(Chart and figure data)

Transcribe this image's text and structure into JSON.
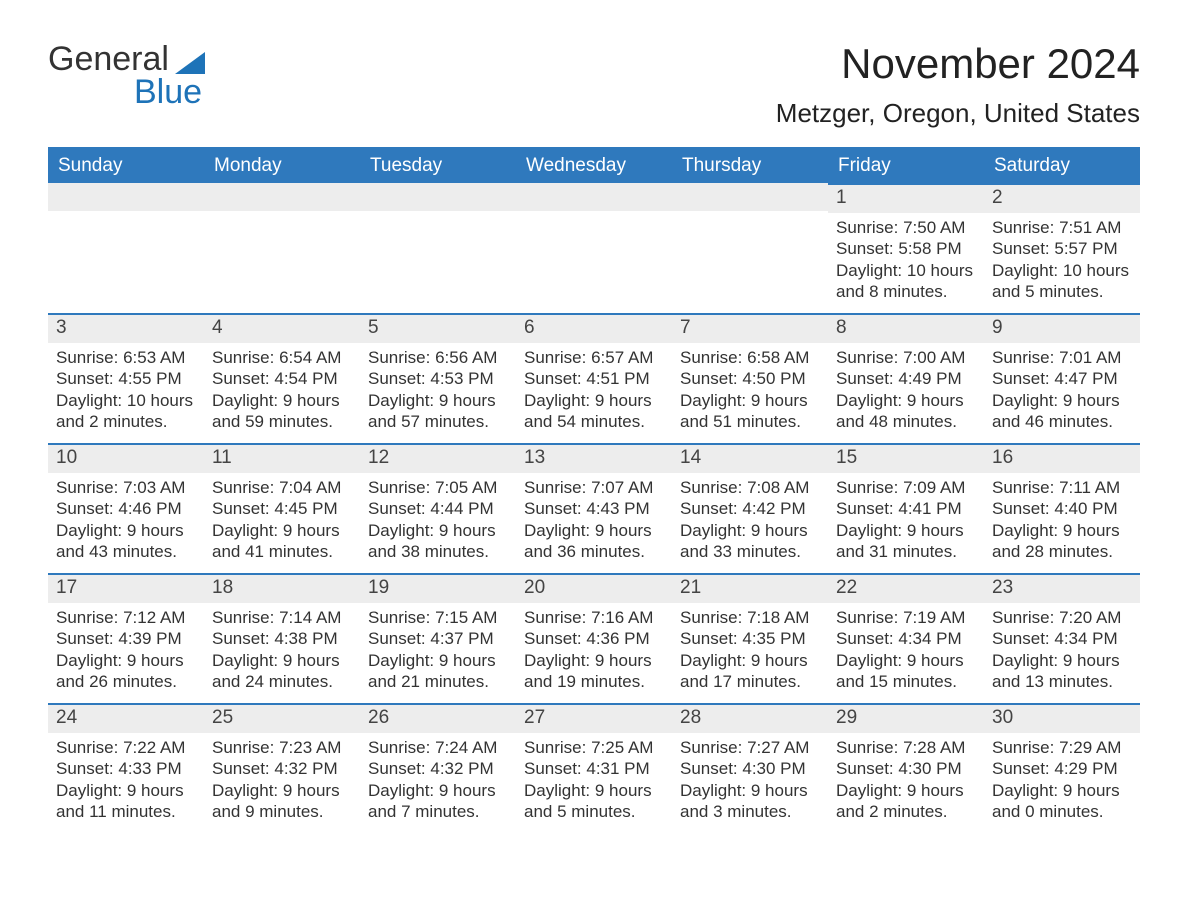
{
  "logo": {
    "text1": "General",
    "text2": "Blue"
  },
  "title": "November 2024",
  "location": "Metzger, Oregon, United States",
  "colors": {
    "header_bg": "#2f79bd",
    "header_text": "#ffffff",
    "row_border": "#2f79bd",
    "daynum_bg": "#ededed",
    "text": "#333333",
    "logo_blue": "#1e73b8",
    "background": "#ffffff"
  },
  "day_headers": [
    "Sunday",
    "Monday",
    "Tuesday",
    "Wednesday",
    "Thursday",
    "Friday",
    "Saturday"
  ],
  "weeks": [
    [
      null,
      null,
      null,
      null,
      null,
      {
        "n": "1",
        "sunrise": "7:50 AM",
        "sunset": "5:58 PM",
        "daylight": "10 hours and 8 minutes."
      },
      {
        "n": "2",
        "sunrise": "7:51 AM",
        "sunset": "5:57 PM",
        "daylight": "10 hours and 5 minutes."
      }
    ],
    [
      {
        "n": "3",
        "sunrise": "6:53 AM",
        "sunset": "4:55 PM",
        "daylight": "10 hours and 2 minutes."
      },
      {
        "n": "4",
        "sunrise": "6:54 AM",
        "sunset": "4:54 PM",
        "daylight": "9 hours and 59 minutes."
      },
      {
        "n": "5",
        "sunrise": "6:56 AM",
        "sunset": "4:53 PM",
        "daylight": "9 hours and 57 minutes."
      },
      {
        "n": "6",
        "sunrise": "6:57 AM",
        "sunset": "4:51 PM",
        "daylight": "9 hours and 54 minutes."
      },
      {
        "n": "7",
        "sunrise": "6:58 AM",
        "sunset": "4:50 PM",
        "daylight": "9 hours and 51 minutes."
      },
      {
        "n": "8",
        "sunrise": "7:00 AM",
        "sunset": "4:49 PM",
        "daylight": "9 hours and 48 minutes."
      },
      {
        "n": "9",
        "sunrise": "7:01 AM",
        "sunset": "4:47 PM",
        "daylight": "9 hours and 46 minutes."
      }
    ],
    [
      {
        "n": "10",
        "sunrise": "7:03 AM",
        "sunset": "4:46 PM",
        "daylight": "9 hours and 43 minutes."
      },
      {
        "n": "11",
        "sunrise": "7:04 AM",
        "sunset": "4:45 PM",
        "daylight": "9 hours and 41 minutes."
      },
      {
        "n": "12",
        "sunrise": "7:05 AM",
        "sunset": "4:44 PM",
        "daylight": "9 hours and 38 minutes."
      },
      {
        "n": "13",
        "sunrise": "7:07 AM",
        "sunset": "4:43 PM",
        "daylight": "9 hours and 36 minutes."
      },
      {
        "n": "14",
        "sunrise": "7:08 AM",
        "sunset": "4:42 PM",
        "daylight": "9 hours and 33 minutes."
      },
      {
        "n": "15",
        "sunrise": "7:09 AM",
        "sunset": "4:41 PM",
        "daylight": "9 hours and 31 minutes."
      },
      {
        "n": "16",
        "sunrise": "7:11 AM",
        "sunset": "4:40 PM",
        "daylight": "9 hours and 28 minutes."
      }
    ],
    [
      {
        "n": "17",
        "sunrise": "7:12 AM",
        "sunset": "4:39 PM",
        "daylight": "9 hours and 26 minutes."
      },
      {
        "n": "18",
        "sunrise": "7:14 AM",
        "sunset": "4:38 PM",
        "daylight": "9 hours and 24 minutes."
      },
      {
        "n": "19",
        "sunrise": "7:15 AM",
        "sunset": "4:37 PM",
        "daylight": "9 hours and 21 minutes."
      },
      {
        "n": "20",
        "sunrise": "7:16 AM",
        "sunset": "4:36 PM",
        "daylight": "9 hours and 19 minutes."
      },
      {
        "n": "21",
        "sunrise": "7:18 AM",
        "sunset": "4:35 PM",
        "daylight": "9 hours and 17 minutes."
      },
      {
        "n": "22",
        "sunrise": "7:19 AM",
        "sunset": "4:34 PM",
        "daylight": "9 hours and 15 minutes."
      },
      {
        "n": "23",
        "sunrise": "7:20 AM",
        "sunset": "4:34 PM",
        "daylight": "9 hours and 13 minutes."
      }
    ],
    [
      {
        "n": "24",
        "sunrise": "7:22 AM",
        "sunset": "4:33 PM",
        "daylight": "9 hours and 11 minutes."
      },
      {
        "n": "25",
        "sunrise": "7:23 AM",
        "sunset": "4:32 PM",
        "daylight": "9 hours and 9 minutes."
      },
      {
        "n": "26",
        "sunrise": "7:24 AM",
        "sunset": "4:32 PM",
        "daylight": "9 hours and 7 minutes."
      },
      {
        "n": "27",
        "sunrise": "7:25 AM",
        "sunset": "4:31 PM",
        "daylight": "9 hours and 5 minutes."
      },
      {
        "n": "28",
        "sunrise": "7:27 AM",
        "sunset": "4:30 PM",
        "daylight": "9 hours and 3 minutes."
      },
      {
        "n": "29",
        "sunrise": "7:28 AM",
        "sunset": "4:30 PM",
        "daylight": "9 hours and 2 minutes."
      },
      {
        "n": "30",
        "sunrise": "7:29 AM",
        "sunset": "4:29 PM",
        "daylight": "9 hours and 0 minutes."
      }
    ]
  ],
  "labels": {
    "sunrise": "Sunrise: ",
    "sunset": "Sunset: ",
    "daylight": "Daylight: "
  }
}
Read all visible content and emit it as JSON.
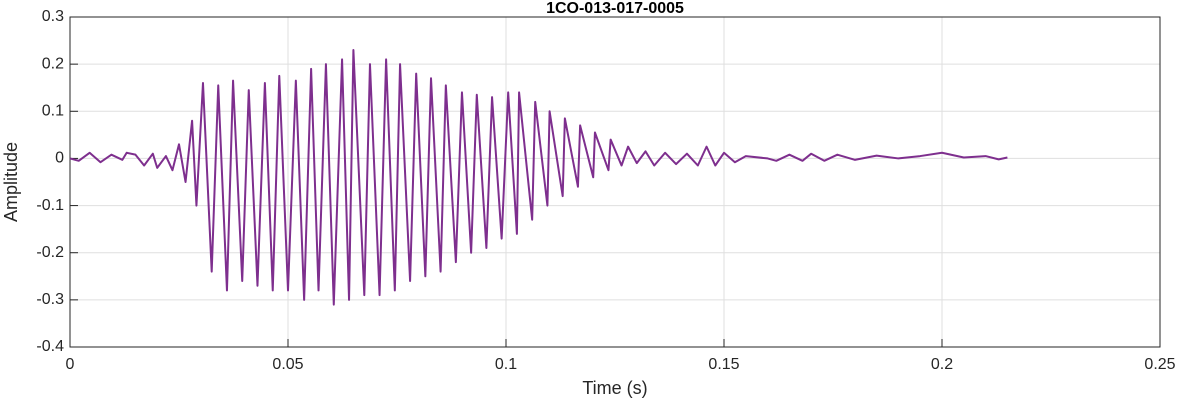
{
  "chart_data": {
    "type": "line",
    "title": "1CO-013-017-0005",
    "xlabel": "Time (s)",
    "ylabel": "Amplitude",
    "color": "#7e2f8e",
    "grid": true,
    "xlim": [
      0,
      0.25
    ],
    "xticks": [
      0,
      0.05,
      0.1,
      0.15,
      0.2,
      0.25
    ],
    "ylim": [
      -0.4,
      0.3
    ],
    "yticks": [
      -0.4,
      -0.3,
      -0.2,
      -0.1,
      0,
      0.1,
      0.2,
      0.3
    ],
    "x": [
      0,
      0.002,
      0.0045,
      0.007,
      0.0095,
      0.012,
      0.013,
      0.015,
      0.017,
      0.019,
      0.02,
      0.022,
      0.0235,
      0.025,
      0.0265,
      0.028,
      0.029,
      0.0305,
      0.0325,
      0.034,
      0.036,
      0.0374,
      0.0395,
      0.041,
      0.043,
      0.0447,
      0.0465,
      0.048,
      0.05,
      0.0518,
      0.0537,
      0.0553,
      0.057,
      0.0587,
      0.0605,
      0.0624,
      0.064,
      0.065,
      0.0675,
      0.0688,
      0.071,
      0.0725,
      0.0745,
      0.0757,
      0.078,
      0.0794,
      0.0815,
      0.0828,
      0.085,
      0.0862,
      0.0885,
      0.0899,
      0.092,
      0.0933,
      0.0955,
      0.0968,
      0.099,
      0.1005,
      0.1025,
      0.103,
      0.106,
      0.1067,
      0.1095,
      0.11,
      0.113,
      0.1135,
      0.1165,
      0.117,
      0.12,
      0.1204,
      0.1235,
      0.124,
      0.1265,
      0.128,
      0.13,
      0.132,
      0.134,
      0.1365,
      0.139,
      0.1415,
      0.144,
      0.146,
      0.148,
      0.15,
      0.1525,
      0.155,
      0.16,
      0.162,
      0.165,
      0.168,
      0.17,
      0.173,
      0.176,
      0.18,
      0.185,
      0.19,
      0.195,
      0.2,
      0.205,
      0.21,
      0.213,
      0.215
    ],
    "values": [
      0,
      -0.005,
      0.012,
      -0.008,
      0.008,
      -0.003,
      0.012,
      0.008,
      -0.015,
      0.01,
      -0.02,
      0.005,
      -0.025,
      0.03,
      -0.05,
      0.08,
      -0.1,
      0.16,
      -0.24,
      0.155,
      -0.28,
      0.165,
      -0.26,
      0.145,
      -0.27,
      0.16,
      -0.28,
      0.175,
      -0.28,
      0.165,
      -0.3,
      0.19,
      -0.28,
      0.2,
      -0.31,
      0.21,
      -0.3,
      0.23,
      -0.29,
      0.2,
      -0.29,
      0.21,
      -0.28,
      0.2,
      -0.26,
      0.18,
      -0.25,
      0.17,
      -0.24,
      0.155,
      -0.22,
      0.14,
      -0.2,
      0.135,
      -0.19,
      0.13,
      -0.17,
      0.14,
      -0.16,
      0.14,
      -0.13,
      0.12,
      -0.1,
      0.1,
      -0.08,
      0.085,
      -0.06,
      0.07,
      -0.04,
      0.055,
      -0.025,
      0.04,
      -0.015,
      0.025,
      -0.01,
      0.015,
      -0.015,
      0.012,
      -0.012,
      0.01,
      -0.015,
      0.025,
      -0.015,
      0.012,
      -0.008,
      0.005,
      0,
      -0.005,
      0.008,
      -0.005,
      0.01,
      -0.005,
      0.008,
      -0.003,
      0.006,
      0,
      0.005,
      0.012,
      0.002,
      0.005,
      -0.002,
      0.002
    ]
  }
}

• **DIRECTIONS**:
Select and copy every line from the records that includes the word "JSON".

• **WRITTEN SOLUTION**:
Transcribe this image's text and structure into JSON.
Read all visible content and emit it as JSON.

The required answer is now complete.